(Collected data)
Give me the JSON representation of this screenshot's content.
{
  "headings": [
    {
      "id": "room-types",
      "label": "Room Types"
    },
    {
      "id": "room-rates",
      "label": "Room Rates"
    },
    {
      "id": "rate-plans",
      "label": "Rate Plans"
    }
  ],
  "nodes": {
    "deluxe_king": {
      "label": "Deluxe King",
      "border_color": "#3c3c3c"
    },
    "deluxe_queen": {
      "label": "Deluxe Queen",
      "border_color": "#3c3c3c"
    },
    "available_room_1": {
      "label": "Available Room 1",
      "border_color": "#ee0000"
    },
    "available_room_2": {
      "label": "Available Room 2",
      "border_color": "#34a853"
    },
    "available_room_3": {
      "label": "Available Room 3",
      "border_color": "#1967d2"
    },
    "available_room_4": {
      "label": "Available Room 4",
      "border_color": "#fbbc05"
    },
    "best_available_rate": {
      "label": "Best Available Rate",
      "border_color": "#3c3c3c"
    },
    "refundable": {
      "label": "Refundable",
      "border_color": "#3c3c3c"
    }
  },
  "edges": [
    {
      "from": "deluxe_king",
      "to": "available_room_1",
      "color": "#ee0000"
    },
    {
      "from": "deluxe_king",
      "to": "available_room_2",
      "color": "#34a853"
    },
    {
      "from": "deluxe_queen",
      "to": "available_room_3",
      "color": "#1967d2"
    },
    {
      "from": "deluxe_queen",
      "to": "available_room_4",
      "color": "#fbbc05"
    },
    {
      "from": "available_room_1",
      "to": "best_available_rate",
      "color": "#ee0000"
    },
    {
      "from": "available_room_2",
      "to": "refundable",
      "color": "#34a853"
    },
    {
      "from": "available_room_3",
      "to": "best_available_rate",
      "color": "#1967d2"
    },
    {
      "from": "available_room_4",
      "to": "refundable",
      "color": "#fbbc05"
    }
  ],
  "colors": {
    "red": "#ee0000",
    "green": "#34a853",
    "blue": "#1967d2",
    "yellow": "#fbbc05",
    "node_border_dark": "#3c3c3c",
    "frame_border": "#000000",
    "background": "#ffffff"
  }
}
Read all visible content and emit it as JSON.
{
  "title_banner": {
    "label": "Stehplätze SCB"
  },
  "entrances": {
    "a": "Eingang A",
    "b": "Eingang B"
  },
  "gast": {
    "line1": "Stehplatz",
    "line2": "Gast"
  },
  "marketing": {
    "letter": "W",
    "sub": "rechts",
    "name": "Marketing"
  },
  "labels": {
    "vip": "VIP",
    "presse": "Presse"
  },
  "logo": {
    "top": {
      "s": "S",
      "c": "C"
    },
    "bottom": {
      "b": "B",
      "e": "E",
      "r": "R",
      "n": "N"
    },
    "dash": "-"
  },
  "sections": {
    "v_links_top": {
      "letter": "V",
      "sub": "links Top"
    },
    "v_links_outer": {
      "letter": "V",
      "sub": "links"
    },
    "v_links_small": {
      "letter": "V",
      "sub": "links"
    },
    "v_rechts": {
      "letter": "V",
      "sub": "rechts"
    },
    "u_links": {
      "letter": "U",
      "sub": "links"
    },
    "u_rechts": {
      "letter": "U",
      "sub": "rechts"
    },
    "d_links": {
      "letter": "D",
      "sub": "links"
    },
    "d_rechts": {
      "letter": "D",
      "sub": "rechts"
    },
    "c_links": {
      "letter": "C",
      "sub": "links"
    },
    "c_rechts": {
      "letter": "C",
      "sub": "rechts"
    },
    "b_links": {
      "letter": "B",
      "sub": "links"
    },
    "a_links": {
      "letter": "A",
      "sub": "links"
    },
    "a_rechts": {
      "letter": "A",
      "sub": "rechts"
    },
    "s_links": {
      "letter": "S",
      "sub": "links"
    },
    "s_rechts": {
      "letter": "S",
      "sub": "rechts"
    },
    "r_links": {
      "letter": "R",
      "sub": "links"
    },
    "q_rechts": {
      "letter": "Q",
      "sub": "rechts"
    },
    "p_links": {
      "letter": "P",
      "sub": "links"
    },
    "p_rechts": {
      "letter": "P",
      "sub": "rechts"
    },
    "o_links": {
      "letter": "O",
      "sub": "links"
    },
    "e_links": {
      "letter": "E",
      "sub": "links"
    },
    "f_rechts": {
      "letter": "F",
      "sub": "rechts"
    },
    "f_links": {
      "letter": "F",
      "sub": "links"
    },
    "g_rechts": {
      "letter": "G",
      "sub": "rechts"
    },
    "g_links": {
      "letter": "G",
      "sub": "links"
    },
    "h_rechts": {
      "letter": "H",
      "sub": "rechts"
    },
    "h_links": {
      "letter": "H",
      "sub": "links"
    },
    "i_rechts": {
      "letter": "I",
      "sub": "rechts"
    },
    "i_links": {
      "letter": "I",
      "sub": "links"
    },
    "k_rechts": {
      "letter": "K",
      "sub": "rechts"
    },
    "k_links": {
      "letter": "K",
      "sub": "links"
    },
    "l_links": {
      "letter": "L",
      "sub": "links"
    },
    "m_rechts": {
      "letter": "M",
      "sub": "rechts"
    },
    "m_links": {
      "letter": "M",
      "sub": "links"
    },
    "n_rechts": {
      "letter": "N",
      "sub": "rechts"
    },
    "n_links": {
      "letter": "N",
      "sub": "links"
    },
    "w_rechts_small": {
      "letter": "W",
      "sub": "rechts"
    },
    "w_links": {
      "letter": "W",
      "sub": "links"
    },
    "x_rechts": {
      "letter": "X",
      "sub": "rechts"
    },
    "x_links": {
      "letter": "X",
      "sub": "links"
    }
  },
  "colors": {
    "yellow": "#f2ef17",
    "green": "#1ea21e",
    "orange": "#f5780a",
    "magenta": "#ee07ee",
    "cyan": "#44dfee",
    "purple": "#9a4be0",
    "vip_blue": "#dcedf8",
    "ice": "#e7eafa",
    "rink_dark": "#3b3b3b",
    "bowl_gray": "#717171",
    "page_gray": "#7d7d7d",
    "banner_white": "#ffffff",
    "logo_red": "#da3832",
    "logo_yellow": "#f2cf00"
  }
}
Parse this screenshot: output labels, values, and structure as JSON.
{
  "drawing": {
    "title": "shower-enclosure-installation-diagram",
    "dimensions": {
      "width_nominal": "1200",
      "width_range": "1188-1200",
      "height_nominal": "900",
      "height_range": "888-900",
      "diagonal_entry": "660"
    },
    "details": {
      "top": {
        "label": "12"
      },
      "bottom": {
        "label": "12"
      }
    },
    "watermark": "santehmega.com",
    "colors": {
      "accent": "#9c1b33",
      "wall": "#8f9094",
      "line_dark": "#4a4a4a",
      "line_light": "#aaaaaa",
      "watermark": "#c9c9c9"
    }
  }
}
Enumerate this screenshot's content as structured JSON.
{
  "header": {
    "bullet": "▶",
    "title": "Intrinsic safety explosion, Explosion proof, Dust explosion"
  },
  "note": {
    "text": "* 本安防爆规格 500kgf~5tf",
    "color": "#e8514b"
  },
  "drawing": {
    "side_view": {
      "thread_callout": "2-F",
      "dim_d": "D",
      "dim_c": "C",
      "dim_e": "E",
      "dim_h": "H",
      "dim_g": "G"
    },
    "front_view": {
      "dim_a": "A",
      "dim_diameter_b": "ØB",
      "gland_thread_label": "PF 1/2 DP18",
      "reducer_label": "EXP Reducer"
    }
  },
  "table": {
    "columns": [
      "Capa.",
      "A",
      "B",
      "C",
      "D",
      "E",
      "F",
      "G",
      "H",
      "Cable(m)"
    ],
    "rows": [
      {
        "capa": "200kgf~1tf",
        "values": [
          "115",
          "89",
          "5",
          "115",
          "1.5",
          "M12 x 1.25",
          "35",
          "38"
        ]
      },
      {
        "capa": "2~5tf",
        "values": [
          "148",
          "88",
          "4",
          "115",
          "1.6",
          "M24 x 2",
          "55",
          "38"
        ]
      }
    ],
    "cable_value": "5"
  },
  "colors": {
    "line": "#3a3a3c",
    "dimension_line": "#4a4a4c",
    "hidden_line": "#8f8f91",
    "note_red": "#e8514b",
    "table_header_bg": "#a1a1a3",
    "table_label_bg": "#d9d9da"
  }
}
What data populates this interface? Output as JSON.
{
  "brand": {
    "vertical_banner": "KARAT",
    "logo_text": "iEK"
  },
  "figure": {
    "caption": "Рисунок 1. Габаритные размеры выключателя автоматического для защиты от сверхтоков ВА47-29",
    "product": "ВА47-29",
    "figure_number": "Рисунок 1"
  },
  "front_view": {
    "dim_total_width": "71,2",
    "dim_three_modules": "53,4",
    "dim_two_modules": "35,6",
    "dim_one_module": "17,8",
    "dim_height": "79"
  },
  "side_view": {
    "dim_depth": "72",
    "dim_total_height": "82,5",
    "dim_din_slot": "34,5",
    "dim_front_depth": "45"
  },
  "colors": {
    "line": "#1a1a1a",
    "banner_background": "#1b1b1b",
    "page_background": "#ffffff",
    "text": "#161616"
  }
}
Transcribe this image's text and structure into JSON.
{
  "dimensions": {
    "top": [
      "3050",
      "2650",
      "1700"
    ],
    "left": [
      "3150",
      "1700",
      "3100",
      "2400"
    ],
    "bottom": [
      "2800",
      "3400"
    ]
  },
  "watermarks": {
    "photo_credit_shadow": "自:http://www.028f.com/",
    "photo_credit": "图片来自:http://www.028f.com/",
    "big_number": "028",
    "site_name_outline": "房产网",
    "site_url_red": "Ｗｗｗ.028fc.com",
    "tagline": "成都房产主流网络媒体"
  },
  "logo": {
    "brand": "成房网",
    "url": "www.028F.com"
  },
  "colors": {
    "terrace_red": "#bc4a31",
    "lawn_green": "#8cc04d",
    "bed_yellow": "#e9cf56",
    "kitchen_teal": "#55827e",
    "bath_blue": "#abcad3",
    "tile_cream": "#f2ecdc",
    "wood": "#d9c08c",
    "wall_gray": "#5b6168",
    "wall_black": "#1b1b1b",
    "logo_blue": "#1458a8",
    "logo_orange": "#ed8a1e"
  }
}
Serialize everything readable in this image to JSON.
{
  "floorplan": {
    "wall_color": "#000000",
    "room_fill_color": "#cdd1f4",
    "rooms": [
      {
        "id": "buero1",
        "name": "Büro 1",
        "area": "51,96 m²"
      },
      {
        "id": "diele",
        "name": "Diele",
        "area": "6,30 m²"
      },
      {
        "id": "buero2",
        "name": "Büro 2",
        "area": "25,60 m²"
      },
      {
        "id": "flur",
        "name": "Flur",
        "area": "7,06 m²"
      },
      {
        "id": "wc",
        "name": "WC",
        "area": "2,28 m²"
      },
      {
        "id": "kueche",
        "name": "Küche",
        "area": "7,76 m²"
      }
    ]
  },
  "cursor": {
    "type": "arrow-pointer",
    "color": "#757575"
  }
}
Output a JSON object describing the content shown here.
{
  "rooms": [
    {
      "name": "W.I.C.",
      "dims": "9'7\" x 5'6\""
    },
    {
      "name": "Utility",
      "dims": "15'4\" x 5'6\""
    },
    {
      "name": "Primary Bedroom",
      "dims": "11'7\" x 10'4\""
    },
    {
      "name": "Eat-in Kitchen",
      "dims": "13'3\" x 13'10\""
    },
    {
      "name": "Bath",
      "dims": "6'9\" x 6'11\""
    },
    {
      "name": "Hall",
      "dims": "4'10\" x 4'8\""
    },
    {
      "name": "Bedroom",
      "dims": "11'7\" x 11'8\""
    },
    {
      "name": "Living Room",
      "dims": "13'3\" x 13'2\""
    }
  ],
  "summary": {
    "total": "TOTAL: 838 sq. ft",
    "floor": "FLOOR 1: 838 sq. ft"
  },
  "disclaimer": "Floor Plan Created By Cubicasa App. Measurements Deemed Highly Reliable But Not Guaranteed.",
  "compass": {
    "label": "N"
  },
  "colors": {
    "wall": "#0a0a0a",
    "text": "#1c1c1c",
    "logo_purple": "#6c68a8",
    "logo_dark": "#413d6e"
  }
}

• What you have to do
Which lines include the word "ffffff"? Copy every one of them.

• Exercise result
    "background": "#ffffff"
    "banner_white": "#ffffff",
    "page_background": "#ffffff",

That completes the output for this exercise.